+++ SOURCE RECORDS
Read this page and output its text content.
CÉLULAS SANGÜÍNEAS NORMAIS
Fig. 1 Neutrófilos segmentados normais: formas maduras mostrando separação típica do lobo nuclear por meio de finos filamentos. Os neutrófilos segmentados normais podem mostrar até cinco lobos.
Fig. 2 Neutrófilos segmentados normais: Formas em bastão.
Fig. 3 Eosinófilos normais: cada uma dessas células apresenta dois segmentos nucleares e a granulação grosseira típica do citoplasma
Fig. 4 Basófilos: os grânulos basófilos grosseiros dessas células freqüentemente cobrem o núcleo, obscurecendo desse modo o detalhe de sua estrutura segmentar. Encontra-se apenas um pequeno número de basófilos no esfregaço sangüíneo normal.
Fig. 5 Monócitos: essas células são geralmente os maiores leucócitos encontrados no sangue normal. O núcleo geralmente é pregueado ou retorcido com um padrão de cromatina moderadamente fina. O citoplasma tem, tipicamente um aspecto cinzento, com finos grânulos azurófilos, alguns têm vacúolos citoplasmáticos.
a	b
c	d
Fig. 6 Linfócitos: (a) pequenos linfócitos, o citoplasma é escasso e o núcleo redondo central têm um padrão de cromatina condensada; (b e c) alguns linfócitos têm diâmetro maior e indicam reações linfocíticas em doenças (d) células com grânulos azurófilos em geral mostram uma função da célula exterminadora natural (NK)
++++++
■ TASK PROMPT ■
Repeat all of the entries exactly.

■ TASK SOLUTION ■
Read this page and output its text content.
CÉLULAS SANGÜÍNEAS NORMAIS
Fig. 1 Neutrófilos segmentados normais: formas maduras mostrando separação típica do lobo nuclear por meio de finos filamentos. Os neutrófilos segmentados normais podem mostrar até cinco lobos.
Fig. 2 Neutrófilos segmentados normais: Formas em bastão.
Fig. 3 Eosinófilos normais: cada uma dessas células apresenta dois segmentos nucleares e a granulação grosseira típica do citoplasma
Fig. 4 Basófilos: os grânulos basófilos grosseiros dessas células freqüentemente cobrem o núcleo, obscurecendo desse modo o detalhe de sua estrutura segmentar. Encontra-se apenas um pequeno número de basófilos no esfregaço sangüíneo normal.
Fig. 5 Monócitos: essas células são geralmente os maiores leucócitos encontrados no sangue normal. O núcleo geralmente é pregueado ou retorcido com um padrão de cromatina moderadamente fina. O citoplasma tem, tipicamente um aspecto cinzento, com finos grânulos azurófilos, alguns têm vacúolos citoplasmáticos.
a	b
c	d
Fig. 6 Linfócitos: (a) pequenos linfócitos, o citoplasma é escasso e o núcleo redondo central têm um padrão de cromatina condensada; (b e c) alguns linfócitos têm diâmetro maior e indicam reações linfocíticas em doenças (d) células com grânulos azurófilos em geral mostram uma função da célula exterminadora natural (NK)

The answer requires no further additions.